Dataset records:

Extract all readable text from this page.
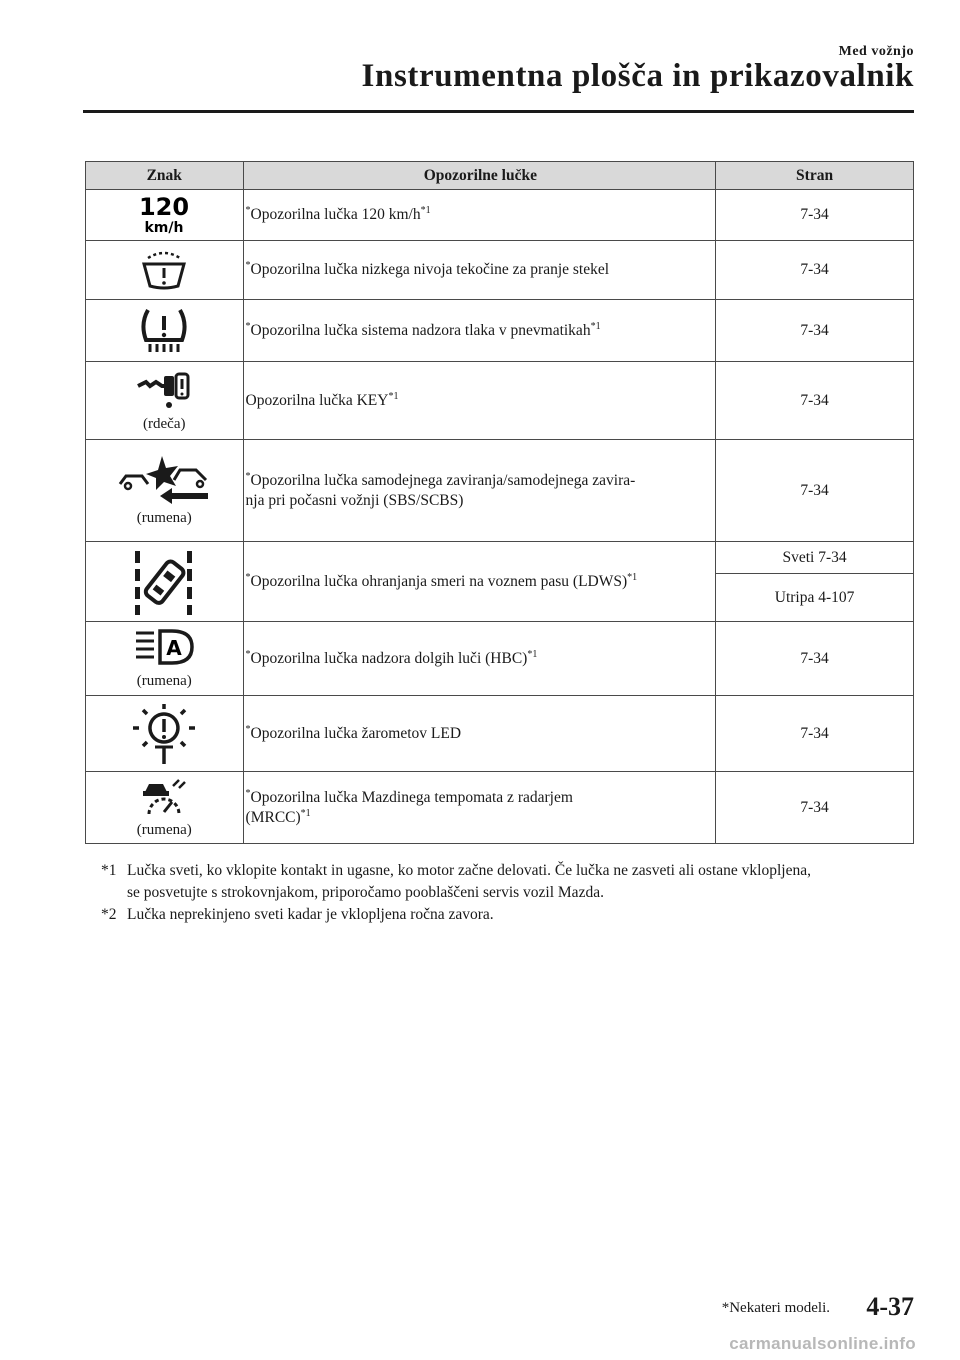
Med vožnjo
Instrumentna plošča in prikazovalnik
Znak	Opozorilne lučke	Stran

120
km/h	*Opozorilna lučka 120 $km/h^{*1}$	7-34

	*Opozorilna lučka nizkega nivoja tekočine za pranje stekel	7-34

	*Opozorilna lučka sistema nadzora tlaka v pnevmatikah$^{*1}$	7-34

(rdeča)	Opozorilna lučka KEY$^{*1}$	7-34

(rumena)	*Opozorilna lučka samodejnega zaviranja/samodejnega zavira-
nja pri počasni vožnji (SBS/SCBS)	7-34

	*Opozorilna lučka ohranjanja smeri na voznem pasu (LDWS)$^{*1}$	Sveti 7-34
		Utripa 4-107

A
(rumena)	*Opozorilna lučka nadzora dolgih luči (HBC)$^{*1}$	7-34

	*Opozorilna lučka žarometov LED	7-34

(rumena)	*Opozorilna lučka Mazdinega tempomata z radarjem
(MRCC)$^{*1}$	7-34
*1 Lučka sveti, ko vklopite kontakt in ugasne, ko motor začne delovati. Če lučka ne zasveti ali ostane vklopljena,
se posvetujte s strokovnjakom, priporočamo pooblaščeni servis vozil Mazda.
*2 Lučka neprekinjeno sveti kadar je vklopljena ročna zavora.
*Nekateri modeli. 4-37
carmanualsonline.info
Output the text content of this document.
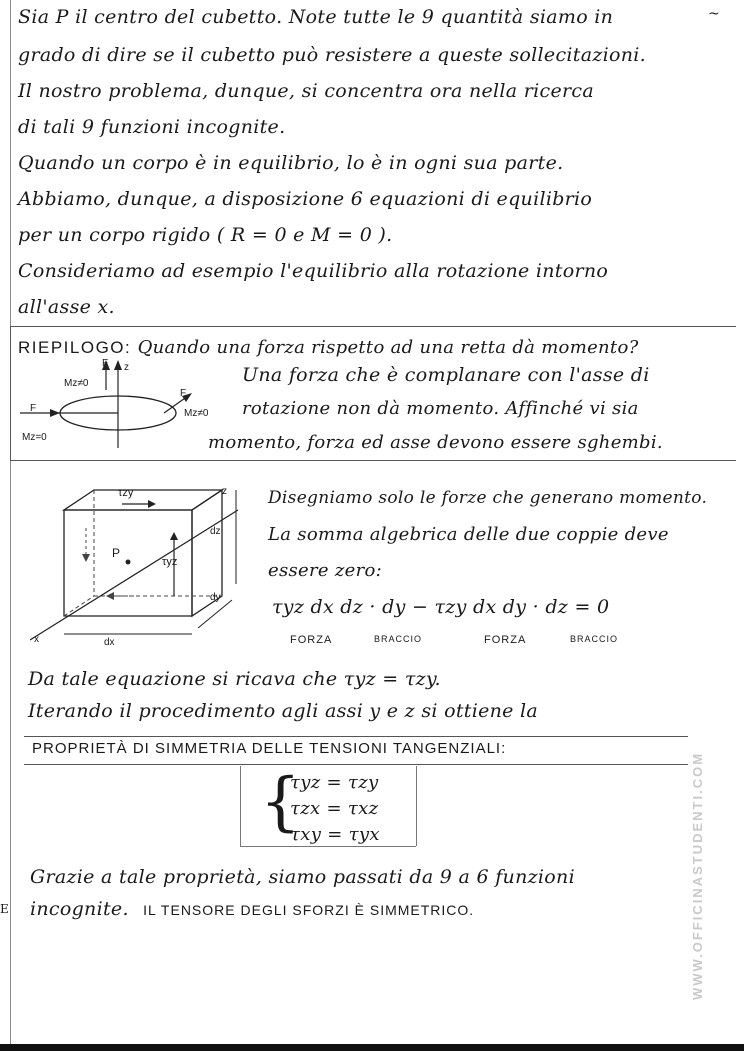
~
Sia P il centro del cubetto. Note tutte le 9 quantità siamo in
grado di dire se il cubetto può resistere a queste sollecitazioni.
Il nostro problema, dunque, si concentra ora nella ricerca
di tali 9 funzioni incognite.
Quando un corpo è in equilibrio, lo è in ogni sua parte.
Abbiamo, dunque, a disposizione 6 equazioni di equilibrio
per un corpo rigido ( R = 0 e M = 0 ).
Consideriamo ad esempio l'equilibrio alla rotazione intorno
all'asse x.
RIEPILOGO: Quando una forza rispetto ad una retta dà momento?
F z
Mz≠0
F
Mz=0
F
Mz≠0
Una forza che è complanare con l'asse di
rotazione non dà momento. Affinché vi sia
momento, forza ed asse devono essere sghembi.
τzy
τyz
P
z
dz
dy
dx
x
Disegniamo solo le forze che generano momento.
La somma algebrica delle due coppie deve
essere zero:
τyz dx dz · dy − τzy dx dy · dz = 0
FORZA	BRACCIO	FORZA	BRACCIO
Da tale equazione si ricava che τyz = τzy.
Iterando il procedimento agli assi y e z si ottiene la
PROPRIETÀ DI SIMMETRIA DELLE TENSIONI TANGENZIALI:
{
τyz = τzy
τzx = τxz
τxy = τyx
Grazie a tale proprietà, siamo passati da 9 a 6 funzioni
incognite. IL TENSORE DEGLI SFORZI È SIMMETRICO.
E	WWW.OFFICINASTUDENTI.COM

> _PROBLEM_: Without the pictures, retype exactly the lines from the one that holds "Output the text content of this document." to the last line of the data above, both of them included.

> _RESPONSE TO THE TASK_:
Output the text content of this document.
~
Sia P il centro del cubetto. Note tutte le 9 quantità siamo in
grado di dire se il cubetto può resistere a queste sollecitazioni.
Il nostro problema, dunque, si concentra ora nella ricerca
di tali 9 funzioni incognite.
Quando un corpo è in equilibrio, lo è in ogni sua parte.
Abbiamo, dunque, a disposizione 6 equazioni di equilibrio
per un corpo rigido ( R = 0 e M = 0 ).
Consideriamo ad esempio l'equilibrio alla rotazione intorno
all'asse x.
RIEPILOGO: Quando una forza rispetto ad una retta dà momento?
F z
Mz≠0
F
Mz=0
F
Mz≠0
Una forza che è complanare con l'asse di
rotazione non dà momento. Affinché vi sia
momento, forza ed asse devono essere sghembi.
τzy
τyz
P
z
dz
dy
dx
x
Disegniamo solo le forze che generano momento.
La somma algebrica delle due coppie deve
essere zero:
τyz dx dz · dy − τzy dx dy · dz = 0
FORZA	BRACCIO	FORZA	BRACCIO
Da tale equazione si ricava che τyz = τzy.
Iterando il procedimento agli assi y e z si ottiene la
PROPRIETÀ DI SIMMETRIA DELLE TENSIONI TANGENZIALI:
{
τyz = τzy
τzx = τxz
τxy = τyx
Grazie a tale proprietà, siamo passati da 9 a 6 funzioni
incognite. IL TENSORE DEGLI SFORZI È SIMMETRICO.
E	WWW.OFFICINASTUDENTI.COM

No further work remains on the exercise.